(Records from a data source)
[start]
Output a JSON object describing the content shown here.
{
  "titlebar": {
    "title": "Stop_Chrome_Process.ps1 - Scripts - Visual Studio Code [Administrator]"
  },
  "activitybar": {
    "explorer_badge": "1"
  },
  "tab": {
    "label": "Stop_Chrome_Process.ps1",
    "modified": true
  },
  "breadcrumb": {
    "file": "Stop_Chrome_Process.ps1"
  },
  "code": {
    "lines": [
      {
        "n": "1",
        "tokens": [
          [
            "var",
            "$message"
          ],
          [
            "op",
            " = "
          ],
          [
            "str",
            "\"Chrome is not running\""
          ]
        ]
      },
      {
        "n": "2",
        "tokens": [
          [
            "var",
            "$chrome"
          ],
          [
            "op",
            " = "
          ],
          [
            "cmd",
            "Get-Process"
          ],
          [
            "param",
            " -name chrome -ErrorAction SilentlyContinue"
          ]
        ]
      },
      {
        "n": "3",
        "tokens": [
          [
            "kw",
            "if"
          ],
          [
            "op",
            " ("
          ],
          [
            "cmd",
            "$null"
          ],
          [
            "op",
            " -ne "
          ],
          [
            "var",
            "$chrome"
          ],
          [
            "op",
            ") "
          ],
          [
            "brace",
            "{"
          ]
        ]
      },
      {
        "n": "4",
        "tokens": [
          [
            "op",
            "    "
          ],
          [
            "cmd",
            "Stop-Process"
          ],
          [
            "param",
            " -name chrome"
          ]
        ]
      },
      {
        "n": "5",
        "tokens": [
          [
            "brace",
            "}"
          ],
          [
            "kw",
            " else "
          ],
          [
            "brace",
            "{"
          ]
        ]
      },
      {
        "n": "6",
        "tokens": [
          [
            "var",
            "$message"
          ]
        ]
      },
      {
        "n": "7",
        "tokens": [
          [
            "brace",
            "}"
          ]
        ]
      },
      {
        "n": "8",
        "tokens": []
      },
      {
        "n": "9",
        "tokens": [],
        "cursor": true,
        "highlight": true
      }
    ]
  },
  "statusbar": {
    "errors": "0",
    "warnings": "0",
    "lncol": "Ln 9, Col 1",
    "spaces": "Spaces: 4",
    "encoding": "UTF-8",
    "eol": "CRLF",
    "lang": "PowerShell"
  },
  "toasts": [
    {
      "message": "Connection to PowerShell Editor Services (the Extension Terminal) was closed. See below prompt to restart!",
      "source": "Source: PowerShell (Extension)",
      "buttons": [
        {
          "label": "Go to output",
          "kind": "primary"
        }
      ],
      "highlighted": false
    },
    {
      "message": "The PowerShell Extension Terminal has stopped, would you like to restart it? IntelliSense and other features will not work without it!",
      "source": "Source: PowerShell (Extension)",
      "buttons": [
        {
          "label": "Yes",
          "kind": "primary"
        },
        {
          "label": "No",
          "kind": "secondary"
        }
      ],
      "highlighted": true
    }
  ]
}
[end]
◆ **Given problem**
Look for the word "label" in every line of the listing and copy the lines that have it.

◆ **Problem solution**
    "label": "Stop_Chrome_Process.ps1",
          "label": "Go to output",
          "label": "Yes",
          "label": "No",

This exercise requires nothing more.